Task goal | All material below is to be reproduced exactly.

(Items listed in a dataset)
┏━━
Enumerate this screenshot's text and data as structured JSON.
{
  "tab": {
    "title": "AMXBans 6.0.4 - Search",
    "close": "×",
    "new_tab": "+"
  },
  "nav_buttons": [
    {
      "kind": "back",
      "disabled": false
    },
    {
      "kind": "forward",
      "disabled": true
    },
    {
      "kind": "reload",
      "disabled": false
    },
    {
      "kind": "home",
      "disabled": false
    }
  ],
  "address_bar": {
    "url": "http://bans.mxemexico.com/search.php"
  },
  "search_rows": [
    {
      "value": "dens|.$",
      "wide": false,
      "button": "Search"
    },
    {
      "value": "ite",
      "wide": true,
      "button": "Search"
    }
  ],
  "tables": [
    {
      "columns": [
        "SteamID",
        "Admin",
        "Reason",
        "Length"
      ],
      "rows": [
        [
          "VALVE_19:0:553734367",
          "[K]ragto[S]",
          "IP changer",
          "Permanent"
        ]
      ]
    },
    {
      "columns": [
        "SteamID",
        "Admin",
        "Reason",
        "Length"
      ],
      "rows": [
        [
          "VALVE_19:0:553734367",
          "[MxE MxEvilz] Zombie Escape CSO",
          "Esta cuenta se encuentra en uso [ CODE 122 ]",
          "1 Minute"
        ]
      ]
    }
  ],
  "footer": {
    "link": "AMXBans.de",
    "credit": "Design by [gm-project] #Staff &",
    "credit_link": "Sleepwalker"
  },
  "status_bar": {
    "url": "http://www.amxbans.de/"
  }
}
┗━━
Written answer |
Enumerate this screenshot's text and data as structured JSON.
{
  "tab": {
    "title": "AMXBans 6.0.4 - Search",
    "close": "×",
    "new_tab": "+"
  },
  "nav_buttons": [
    {
      "kind": "back",
      "disabled": false
    },
    {
      "kind": "forward",
      "disabled": true
    },
    {
      "kind": "reload",
      "disabled": false
    },
    {
      "kind": "home",
      "disabled": false
    }
  ],
  "address_bar": {
    "url": "http://bans.mxemexico.com/search.php"
  },
  "search_rows": [
    {
      "value": "dens|.$",
      "wide": false,
      "button": "Search"
    },
    {
      "value": "ite",
      "wide": true,
      "button": "Search"
    }
  ],
  "tables": [
    {
      "columns": [
        "SteamID",
        "Admin",
        "Reason",
        "Length"
      ],
      "rows": [
        [
          "VALVE_19:0:553734367",
          "[K]ragto[S]",
          "IP changer",
          "Permanent"
        ]
      ]
    },
    {
      "columns": [
        "SteamID",
        "Admin",
        "Reason",
        "Length"
      ],
      "rows": [
        [
          "VALVE_19:0:553734367",
          "[MxE MxEvilz] Zombie Escape CSO",
          "Esta cuenta se encuentra en uso [ CODE 122 ]",
          "1 Minute"
        ]
      ]
    }
  ],
  "footer": {
    "link": "AMXBans.de",
    "credit": "Design by [gm-project] #Staff &",
    "credit_link": "Sleepwalker"
  },
  "status_bar": {
    "url": "http://www.amxbans.de/"
  }
}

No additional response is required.